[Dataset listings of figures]
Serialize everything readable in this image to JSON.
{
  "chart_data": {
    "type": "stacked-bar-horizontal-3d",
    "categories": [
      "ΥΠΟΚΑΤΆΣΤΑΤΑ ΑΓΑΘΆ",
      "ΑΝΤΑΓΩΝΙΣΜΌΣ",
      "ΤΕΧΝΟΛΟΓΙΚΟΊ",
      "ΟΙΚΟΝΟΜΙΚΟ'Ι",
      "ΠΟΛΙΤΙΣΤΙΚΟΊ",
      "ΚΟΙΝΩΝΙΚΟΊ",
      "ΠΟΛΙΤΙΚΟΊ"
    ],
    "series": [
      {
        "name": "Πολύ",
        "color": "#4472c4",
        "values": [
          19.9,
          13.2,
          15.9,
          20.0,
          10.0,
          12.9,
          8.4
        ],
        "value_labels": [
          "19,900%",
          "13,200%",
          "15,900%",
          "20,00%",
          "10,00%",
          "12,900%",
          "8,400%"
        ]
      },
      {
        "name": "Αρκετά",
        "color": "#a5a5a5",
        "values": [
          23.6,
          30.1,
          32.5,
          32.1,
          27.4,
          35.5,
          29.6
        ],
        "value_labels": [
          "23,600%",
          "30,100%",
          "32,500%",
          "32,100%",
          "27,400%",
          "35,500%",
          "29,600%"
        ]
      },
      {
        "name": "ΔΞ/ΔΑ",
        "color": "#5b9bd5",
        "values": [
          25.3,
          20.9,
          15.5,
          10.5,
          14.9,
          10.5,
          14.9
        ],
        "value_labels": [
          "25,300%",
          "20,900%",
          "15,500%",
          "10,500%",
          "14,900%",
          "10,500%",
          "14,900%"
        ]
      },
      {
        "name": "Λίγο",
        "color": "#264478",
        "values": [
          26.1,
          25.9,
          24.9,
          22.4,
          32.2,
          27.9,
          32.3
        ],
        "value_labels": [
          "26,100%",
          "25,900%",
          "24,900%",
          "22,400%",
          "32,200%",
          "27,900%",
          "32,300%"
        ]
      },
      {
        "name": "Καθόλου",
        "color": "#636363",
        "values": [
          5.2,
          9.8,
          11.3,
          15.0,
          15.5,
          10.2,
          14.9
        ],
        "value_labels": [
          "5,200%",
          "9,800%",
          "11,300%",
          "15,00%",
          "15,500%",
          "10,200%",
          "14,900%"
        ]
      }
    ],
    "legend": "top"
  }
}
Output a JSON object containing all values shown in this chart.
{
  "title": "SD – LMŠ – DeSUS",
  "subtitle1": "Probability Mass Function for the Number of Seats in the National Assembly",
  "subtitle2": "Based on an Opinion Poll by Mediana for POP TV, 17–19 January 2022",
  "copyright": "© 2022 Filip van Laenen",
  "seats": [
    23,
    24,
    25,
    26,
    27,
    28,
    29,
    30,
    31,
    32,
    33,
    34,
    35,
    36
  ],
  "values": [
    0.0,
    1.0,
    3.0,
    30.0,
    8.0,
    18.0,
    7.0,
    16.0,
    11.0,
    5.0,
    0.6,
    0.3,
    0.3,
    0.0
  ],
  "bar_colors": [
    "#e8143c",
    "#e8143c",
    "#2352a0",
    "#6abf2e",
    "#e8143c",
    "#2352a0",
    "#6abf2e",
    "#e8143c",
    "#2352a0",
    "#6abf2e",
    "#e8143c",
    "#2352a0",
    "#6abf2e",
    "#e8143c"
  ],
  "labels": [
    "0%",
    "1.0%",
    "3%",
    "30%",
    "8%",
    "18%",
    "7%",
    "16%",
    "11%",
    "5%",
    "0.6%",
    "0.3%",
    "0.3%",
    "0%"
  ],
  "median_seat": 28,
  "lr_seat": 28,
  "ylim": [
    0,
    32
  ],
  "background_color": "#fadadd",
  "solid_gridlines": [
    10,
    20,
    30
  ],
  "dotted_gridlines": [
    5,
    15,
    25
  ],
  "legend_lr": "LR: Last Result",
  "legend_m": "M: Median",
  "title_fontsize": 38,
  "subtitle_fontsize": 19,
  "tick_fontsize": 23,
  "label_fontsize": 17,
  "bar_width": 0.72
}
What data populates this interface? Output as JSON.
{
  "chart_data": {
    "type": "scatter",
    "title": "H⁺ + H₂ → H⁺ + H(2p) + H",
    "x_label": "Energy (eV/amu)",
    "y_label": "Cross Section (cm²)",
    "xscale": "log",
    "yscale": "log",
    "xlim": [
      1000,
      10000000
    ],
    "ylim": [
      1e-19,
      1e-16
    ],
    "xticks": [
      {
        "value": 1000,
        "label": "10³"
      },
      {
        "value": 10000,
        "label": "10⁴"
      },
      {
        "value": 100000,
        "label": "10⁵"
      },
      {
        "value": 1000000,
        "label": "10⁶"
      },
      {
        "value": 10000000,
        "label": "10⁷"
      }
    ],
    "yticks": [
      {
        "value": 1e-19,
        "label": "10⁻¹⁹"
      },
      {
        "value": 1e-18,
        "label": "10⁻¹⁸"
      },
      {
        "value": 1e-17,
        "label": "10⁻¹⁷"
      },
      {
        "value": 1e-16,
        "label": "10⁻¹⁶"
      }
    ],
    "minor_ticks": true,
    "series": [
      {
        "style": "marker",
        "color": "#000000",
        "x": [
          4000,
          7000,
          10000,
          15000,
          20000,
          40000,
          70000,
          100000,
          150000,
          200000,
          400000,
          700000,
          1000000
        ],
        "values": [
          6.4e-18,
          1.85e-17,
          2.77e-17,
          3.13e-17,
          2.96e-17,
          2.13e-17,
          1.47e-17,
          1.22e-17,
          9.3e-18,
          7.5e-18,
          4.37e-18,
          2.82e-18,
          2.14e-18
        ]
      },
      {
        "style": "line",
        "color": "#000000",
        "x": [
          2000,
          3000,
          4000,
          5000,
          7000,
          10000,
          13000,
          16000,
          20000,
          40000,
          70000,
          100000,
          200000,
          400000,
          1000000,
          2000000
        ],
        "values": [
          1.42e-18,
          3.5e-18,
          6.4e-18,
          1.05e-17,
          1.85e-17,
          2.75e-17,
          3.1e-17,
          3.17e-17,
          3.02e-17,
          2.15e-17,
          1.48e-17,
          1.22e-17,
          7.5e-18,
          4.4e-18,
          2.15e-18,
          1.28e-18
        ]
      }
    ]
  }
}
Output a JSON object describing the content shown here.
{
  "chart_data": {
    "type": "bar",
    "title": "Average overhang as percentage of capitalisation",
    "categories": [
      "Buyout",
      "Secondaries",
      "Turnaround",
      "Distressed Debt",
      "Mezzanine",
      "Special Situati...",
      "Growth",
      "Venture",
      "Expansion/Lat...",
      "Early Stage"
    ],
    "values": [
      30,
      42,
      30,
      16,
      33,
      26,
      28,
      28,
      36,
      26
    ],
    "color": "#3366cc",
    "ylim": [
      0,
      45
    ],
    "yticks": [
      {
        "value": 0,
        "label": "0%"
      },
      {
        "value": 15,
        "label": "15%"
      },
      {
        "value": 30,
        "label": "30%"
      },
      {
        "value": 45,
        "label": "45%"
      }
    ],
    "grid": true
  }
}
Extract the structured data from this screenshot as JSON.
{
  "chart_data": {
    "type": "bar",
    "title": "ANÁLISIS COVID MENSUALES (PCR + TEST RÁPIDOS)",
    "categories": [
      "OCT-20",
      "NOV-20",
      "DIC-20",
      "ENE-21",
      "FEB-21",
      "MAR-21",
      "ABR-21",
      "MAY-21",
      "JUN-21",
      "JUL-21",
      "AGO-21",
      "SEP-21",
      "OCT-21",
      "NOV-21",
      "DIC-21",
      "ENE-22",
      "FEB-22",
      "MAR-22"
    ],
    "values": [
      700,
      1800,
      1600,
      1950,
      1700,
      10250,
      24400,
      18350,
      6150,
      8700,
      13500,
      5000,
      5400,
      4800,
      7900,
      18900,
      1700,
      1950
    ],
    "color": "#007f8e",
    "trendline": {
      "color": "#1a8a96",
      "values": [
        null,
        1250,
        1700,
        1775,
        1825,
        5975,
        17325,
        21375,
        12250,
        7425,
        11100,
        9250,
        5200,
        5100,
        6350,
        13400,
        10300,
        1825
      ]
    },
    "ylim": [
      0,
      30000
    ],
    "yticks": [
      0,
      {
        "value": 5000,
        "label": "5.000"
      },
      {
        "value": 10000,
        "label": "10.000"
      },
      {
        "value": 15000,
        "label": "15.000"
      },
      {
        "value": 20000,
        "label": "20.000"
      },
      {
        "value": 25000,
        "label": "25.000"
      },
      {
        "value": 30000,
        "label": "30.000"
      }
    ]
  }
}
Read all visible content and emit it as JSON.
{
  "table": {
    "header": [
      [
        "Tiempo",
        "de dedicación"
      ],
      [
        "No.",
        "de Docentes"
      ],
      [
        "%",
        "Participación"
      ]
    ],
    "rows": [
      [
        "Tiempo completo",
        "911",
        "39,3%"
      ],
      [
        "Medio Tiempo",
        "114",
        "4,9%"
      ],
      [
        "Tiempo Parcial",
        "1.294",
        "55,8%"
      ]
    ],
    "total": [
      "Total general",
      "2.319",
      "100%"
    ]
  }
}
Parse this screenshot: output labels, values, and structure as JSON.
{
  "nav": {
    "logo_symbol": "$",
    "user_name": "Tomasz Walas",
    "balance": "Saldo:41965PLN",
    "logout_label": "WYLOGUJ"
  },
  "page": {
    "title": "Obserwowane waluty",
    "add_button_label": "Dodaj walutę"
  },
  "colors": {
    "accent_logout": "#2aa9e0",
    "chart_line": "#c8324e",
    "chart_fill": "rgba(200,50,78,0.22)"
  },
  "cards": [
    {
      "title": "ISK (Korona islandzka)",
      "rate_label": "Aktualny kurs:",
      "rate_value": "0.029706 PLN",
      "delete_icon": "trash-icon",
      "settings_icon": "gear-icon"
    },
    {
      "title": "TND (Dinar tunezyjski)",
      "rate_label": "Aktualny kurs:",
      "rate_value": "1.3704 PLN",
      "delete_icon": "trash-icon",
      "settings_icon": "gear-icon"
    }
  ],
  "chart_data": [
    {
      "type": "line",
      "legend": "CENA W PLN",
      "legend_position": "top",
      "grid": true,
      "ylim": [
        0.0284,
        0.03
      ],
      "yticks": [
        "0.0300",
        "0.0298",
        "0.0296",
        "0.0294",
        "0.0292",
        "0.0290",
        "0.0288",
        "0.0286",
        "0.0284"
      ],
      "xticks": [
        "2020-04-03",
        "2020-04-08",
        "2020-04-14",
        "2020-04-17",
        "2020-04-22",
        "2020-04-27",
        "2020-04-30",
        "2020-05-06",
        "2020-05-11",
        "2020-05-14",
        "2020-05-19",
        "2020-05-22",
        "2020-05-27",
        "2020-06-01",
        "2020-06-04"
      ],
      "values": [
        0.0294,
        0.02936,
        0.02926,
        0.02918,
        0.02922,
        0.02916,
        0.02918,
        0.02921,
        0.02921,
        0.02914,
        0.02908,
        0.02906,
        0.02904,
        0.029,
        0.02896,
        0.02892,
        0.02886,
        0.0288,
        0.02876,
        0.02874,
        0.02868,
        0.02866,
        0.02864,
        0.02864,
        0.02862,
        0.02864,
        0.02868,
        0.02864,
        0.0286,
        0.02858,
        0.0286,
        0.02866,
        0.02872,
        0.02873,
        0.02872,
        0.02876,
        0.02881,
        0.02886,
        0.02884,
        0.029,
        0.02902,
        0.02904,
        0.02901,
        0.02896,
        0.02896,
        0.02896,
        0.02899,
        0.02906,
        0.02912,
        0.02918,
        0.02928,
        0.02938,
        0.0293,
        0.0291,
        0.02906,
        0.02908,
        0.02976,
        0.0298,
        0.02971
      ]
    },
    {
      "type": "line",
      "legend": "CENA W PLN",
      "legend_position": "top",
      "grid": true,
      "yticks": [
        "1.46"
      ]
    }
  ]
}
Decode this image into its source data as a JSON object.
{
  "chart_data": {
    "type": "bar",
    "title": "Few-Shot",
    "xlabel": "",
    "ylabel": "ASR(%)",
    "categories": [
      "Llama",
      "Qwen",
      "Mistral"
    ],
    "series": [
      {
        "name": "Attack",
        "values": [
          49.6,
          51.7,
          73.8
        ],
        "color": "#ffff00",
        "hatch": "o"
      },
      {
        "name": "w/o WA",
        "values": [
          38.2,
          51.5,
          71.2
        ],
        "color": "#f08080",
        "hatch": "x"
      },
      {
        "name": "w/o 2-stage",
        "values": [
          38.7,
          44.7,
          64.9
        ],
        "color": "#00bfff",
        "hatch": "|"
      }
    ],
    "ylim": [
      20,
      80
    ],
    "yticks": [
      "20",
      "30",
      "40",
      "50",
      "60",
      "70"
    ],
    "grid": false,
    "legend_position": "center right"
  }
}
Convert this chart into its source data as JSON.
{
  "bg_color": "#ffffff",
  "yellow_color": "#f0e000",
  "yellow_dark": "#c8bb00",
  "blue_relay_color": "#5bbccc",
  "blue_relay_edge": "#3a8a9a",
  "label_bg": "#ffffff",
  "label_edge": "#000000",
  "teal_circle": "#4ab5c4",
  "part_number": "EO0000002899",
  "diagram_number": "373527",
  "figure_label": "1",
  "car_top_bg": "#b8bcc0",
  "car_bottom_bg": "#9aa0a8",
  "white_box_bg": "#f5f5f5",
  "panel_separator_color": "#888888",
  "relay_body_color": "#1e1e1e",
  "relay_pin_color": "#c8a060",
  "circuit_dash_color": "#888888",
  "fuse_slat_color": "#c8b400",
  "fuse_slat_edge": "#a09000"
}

§ **Work to do**: Take every line from the data that contains the word "screenshot".

§ **Expected output**:
Extract the structured data from this screenshot as JSON.
Parse this screenshot: output labels, values, and structure as JSON.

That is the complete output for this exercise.